* **Instruction**
Find how many lines in the data below mention "name". Give the number only.

* **Given records**
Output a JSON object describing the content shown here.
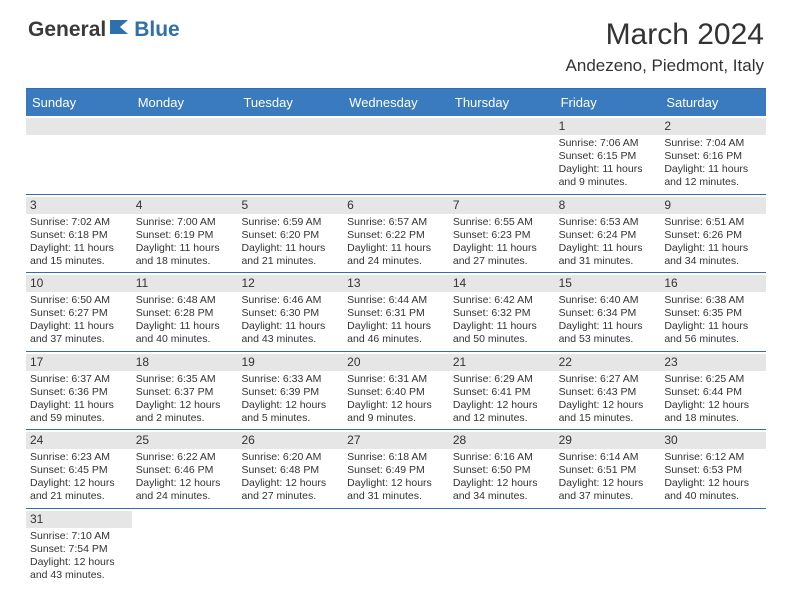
{
  "logo": {
    "general": "General",
    "blue": "Blue"
  },
  "title": "March 2024",
  "location": "Andezeno, Piedmont, Italy",
  "colors": {
    "header_bg": "#3a7bbf",
    "header_text": "#ffffff",
    "border": "#2f6fad",
    "daynum_bg": "#e6e6e6",
    "text": "#333333"
  },
  "weekdays": [
    "Sunday",
    "Monday",
    "Tuesday",
    "Wednesday",
    "Thursday",
    "Friday",
    "Saturday"
  ],
  "weeks": [
    [
      {
        "empty": true
      },
      {
        "empty": true
      },
      {
        "empty": true
      },
      {
        "empty": true
      },
      {
        "empty": true
      },
      {
        "day": "1",
        "sunrise": "Sunrise: 7:06 AM",
        "sunset": "Sunset: 6:15 PM",
        "daylight": "Daylight: 11 hours and 9 minutes."
      },
      {
        "day": "2",
        "sunrise": "Sunrise: 7:04 AM",
        "sunset": "Sunset: 6:16 PM",
        "daylight": "Daylight: 11 hours and 12 minutes."
      }
    ],
    [
      {
        "day": "3",
        "sunrise": "Sunrise: 7:02 AM",
        "sunset": "Sunset: 6:18 PM",
        "daylight": "Daylight: 11 hours and 15 minutes."
      },
      {
        "day": "4",
        "sunrise": "Sunrise: 7:00 AM",
        "sunset": "Sunset: 6:19 PM",
        "daylight": "Daylight: 11 hours and 18 minutes."
      },
      {
        "day": "5",
        "sunrise": "Sunrise: 6:59 AM",
        "sunset": "Sunset: 6:20 PM",
        "daylight": "Daylight: 11 hours and 21 minutes."
      },
      {
        "day": "6",
        "sunrise": "Sunrise: 6:57 AM",
        "sunset": "Sunset: 6:22 PM",
        "daylight": "Daylight: 11 hours and 24 minutes."
      },
      {
        "day": "7",
        "sunrise": "Sunrise: 6:55 AM",
        "sunset": "Sunset: 6:23 PM",
        "daylight": "Daylight: 11 hours and 27 minutes."
      },
      {
        "day": "8",
        "sunrise": "Sunrise: 6:53 AM",
        "sunset": "Sunset: 6:24 PM",
        "daylight": "Daylight: 11 hours and 31 minutes."
      },
      {
        "day": "9",
        "sunrise": "Sunrise: 6:51 AM",
        "sunset": "Sunset: 6:26 PM",
        "daylight": "Daylight: 11 hours and 34 minutes."
      }
    ],
    [
      {
        "day": "10",
        "sunrise": "Sunrise: 6:50 AM",
        "sunset": "Sunset: 6:27 PM",
        "daylight": "Daylight: 11 hours and 37 minutes."
      },
      {
        "day": "11",
        "sunrise": "Sunrise: 6:48 AM",
        "sunset": "Sunset: 6:28 PM",
        "daylight": "Daylight: 11 hours and 40 minutes."
      },
      {
        "day": "12",
        "sunrise": "Sunrise: 6:46 AM",
        "sunset": "Sunset: 6:30 PM",
        "daylight": "Daylight: 11 hours and 43 minutes."
      },
      {
        "day": "13",
        "sunrise": "Sunrise: 6:44 AM",
        "sunset": "Sunset: 6:31 PM",
        "daylight": "Daylight: 11 hours and 46 minutes."
      },
      {
        "day": "14",
        "sunrise": "Sunrise: 6:42 AM",
        "sunset": "Sunset: 6:32 PM",
        "daylight": "Daylight: 11 hours and 50 minutes."
      },
      {
        "day": "15",
        "sunrise": "Sunrise: 6:40 AM",
        "sunset": "Sunset: 6:34 PM",
        "daylight": "Daylight: 11 hours and 53 minutes."
      },
      {
        "day": "16",
        "sunrise": "Sunrise: 6:38 AM",
        "sunset": "Sunset: 6:35 PM",
        "daylight": "Daylight: 11 hours and 56 minutes."
      }
    ],
    [
      {
        "day": "17",
        "sunrise": "Sunrise: 6:37 AM",
        "sunset": "Sunset: 6:36 PM",
        "daylight": "Daylight: 11 hours and 59 minutes."
      },
      {
        "day": "18",
        "sunrise": "Sunrise: 6:35 AM",
        "sunset": "Sunset: 6:37 PM",
        "daylight": "Daylight: 12 hours and 2 minutes."
      },
      {
        "day": "19",
        "sunrise": "Sunrise: 6:33 AM",
        "sunset": "Sunset: 6:39 PM",
        "daylight": "Daylight: 12 hours and 5 minutes."
      },
      {
        "day": "20",
        "sunrise": "Sunrise: 6:31 AM",
        "sunset": "Sunset: 6:40 PM",
        "daylight": "Daylight: 12 hours and 9 minutes."
      },
      {
        "day": "21",
        "sunrise": "Sunrise: 6:29 AM",
        "sunset": "Sunset: 6:41 PM",
        "daylight": "Daylight: 12 hours and 12 minutes."
      },
      {
        "day": "22",
        "sunrise": "Sunrise: 6:27 AM",
        "sunset": "Sunset: 6:43 PM",
        "daylight": "Daylight: 12 hours and 15 minutes."
      },
      {
        "day": "23",
        "sunrise": "Sunrise: 6:25 AM",
        "sunset": "Sunset: 6:44 PM",
        "daylight": "Daylight: 12 hours and 18 minutes."
      }
    ],
    [
      {
        "day": "24",
        "sunrise": "Sunrise: 6:23 AM",
        "sunset": "Sunset: 6:45 PM",
        "daylight": "Daylight: 12 hours and 21 minutes."
      },
      {
        "day": "25",
        "sunrise": "Sunrise: 6:22 AM",
        "sunset": "Sunset: 6:46 PM",
        "daylight": "Daylight: 12 hours and 24 minutes."
      },
      {
        "day": "26",
        "sunrise": "Sunrise: 6:20 AM",
        "sunset": "Sunset: 6:48 PM",
        "daylight": "Daylight: 12 hours and 27 minutes."
      },
      {
        "day": "27",
        "sunrise": "Sunrise: 6:18 AM",
        "sunset": "Sunset: 6:49 PM",
        "daylight": "Daylight: 12 hours and 31 minutes."
      },
      {
        "day": "28",
        "sunrise": "Sunrise: 6:16 AM",
        "sunset": "Sunset: 6:50 PM",
        "daylight": "Daylight: 12 hours and 34 minutes."
      },
      {
        "day": "29",
        "sunrise": "Sunrise: 6:14 AM",
        "sunset": "Sunset: 6:51 PM",
        "daylight": "Daylight: 12 hours and 37 minutes."
      },
      {
        "day": "30",
        "sunrise": "Sunrise: 6:12 AM",
        "sunset": "Sunset: 6:53 PM",
        "daylight": "Daylight: 12 hours and 40 minutes."
      }
    ],
    [
      {
        "day": "31",
        "sunrise": "Sunrise: 7:10 AM",
        "sunset": "Sunset: 7:54 PM",
        "daylight": "Daylight: 12 hours and 43 minutes."
      },
      {
        "empty": true
      },
      {
        "empty": true
      },
      {
        "empty": true
      },
      {
        "empty": true
      },
      {
        "empty": true
      },
      {
        "empty": true
      }
    ]
  ]
}
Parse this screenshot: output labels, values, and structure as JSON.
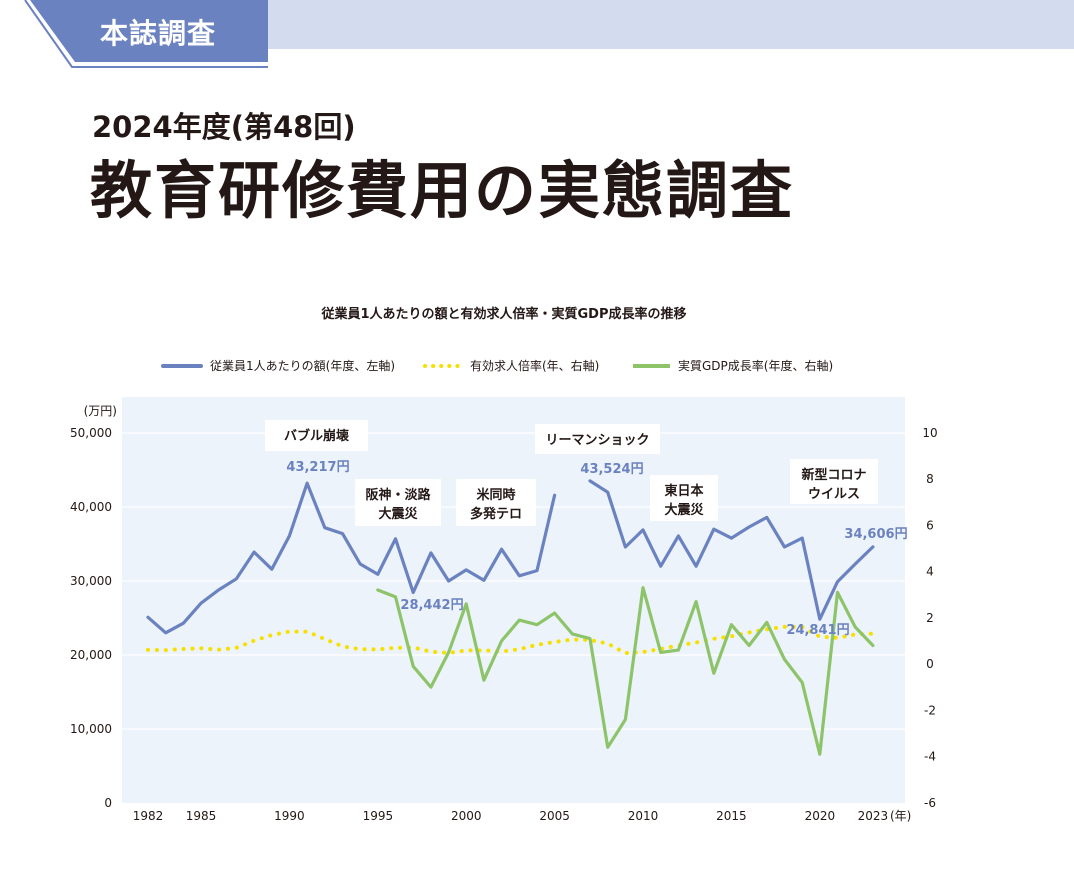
{
  "header": {
    "section_tab": "本誌調査",
    "subtitle": "2024年度(第48回)",
    "title": "教育研修費用の実態調査"
  },
  "colors": {
    "tab": "#6b82c1",
    "band": "#d3dcef",
    "plot_bg": "#edf3fb",
    "blue": "#6b82c1",
    "yellow": "#f5e000",
    "green": "#8dc46a"
  },
  "chart_data": {
    "type": "line",
    "title": "従業員1人あたりの額と有効求人倍率・実質GDP成長率の推移",
    "legend_position": "top",
    "grid": true,
    "x_ticks": [
      "1982",
      "1985",
      "1990",
      "1995",
      "2000",
      "2005",
      "2010",
      "2015",
      "2020",
      "2023"
    ],
    "x_unit": "(年)",
    "left_axis": {
      "unit": "(万円)",
      "range": [
        0,
        50000
      ],
      "ticks": [
        "0",
        "10,000",
        "20,000",
        "30,000",
        "40,000",
        "50,000"
      ]
    },
    "right_axis": {
      "range": [
        -6,
        10
      ],
      "ticks": [
        "-6",
        "-4",
        "-2",
        "0",
        "2",
        "4",
        "6",
        "8",
        "10"
      ]
    },
    "x": [
      1982,
      1983,
      1984,
      1985,
      1986,
      1987,
      1988,
      1989,
      1990,
      1991,
      1992,
      1993,
      1994,
      1995,
      1996,
      1997,
      1998,
      1999,
      2000,
      2001,
      2002,
      2003,
      2004,
      2005,
      2006,
      2007,
      2008,
      2009,
      2010,
      2011,
      2012,
      2013,
      2014,
      2015,
      2016,
      2017,
      2018,
      2019,
      2020,
      2021,
      2022,
      2023
    ],
    "series": [
      {
        "name": "従業員1人あたりの額(年度、左軸)",
        "axis": "left",
        "style": "solid",
        "color": "#6b82c1",
        "values": [
          25100,
          23000,
          24300,
          27000,
          28800,
          30300,
          33900,
          31600,
          36100,
          43217,
          37200,
          36400,
          32300,
          30900,
          35700,
          28442,
          33800,
          30000,
          31500,
          30100,
          34300,
          30700,
          31400,
          41600,
          null,
          43524,
          42000,
          34600,
          36900,
          32000,
          36100,
          32000,
          37000,
          35800,
          37300,
          38600,
          34600,
          35800,
          24841,
          29900,
          32300,
          34606
        ]
      },
      {
        "name": "有効求人倍率(年、右軸)",
        "axis": "right",
        "style": "dotted",
        "color": "#f5e000",
        "values": [
          0.61,
          0.6,
          0.65,
          0.68,
          0.62,
          0.7,
          1.01,
          1.25,
          1.4,
          1.4,
          1.08,
          0.76,
          0.64,
          0.63,
          0.7,
          0.72,
          0.53,
          0.48,
          0.59,
          0.59,
          0.54,
          0.64,
          0.83,
          0.95,
          1.06,
          1.04,
          0.88,
          0.47,
          0.52,
          0.65,
          0.8,
          0.93,
          1.09,
          1.2,
          1.36,
          1.5,
          1.61,
          1.6,
          1.18,
          1.13,
          1.28,
          1.31
        ]
      },
      {
        "name": "実質GDP成長率(年度、右軸)",
        "axis": "right",
        "style": "solid",
        "color": "#8dc46a",
        "values": [
          null,
          null,
          null,
          null,
          null,
          null,
          null,
          null,
          null,
          null,
          null,
          null,
          null,
          3.2,
          2.9,
          -0.1,
          -1.0,
          0.5,
          2.6,
          -0.7,
          1.0,
          1.9,
          1.7,
          2.2,
          1.3,
          1.1,
          -3.6,
          -2.4,
          3.3,
          0.5,
          0.6,
          2.7,
          -0.4,
          1.7,
          0.8,
          1.8,
          0.2,
          -0.8,
          -3.9,
          3.1,
          1.6,
          0.8
        ]
      }
    ],
    "annotations": [
      {
        "text": [
          "バブル崩壊"
        ]
      },
      {
        "text": [
          "阪神・淡路",
          "大震災"
        ]
      },
      {
        "text": [
          "米同時",
          "多発テロ"
        ]
      },
      {
        "text": [
          "リーマンショック"
        ]
      },
      {
        "text": [
          "東日本",
          "大震災"
        ]
      },
      {
        "text": [
          "新型コロナ",
          "ウイルス"
        ]
      }
    ],
    "data_labels": [
      "43,217円",
      "28,442円",
      "43,524円",
      "24,841円",
      "34,606円"
    ]
  }
}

* **Output**
3